_What to do_. Across the listing below, count the lines that mention the string "ylabel". Reply with the figure only.

╭─ Records shown

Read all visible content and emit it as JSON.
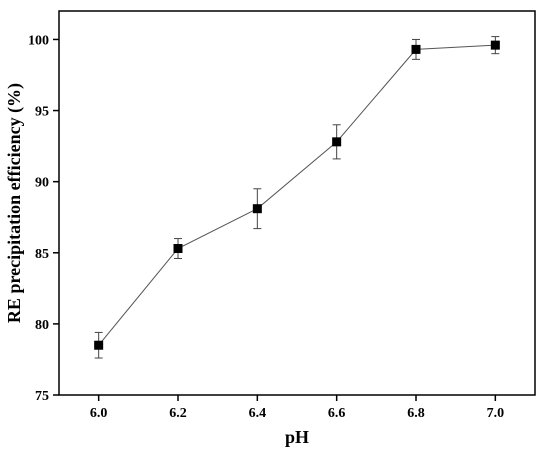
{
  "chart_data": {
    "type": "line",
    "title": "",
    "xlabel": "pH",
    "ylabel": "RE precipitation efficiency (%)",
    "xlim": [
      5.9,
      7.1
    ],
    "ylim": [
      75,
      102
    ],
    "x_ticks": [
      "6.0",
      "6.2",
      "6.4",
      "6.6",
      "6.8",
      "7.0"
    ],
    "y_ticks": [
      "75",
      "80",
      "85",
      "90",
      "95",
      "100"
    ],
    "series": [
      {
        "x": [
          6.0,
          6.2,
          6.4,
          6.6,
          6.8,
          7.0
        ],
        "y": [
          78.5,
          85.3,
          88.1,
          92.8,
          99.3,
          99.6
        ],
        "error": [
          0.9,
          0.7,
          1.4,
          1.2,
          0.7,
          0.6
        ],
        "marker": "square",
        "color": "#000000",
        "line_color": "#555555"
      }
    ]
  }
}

╰─
╭─ Records shown

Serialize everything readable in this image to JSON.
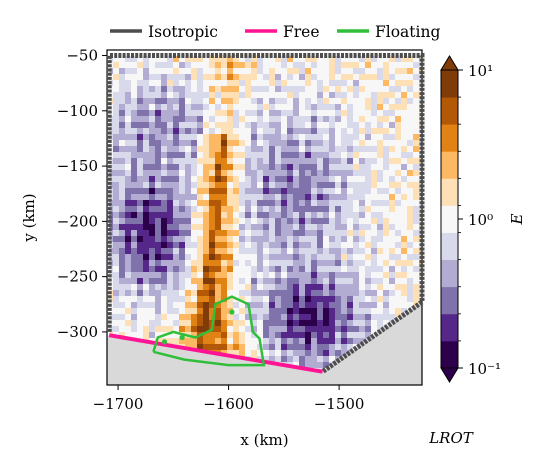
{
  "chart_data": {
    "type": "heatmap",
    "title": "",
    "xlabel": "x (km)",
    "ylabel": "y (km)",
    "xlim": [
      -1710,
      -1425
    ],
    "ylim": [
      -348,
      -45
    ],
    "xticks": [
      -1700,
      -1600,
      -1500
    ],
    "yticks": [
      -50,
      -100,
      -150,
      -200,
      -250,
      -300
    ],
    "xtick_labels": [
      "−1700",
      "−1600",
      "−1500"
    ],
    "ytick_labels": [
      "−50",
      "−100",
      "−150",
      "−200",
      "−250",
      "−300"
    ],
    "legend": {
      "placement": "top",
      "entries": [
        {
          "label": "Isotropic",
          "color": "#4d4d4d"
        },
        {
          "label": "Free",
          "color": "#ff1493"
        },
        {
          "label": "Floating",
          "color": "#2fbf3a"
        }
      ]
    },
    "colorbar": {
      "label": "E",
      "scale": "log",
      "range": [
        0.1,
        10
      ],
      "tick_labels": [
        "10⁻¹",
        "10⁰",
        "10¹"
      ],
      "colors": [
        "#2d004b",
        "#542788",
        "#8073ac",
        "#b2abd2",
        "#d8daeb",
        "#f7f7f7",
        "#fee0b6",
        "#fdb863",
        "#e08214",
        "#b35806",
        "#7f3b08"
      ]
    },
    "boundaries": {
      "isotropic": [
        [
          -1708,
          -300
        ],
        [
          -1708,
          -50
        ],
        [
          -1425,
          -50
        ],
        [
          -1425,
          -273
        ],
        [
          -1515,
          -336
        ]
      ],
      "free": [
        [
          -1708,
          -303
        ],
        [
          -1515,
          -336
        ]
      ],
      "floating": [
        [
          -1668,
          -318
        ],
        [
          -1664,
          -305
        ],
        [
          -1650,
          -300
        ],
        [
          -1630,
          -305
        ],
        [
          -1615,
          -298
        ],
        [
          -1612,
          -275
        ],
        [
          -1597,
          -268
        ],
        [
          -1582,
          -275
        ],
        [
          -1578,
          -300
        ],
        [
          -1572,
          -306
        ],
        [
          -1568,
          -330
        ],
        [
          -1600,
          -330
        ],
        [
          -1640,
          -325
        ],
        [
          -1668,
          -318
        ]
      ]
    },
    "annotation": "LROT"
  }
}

╰─

_Correct result_. 2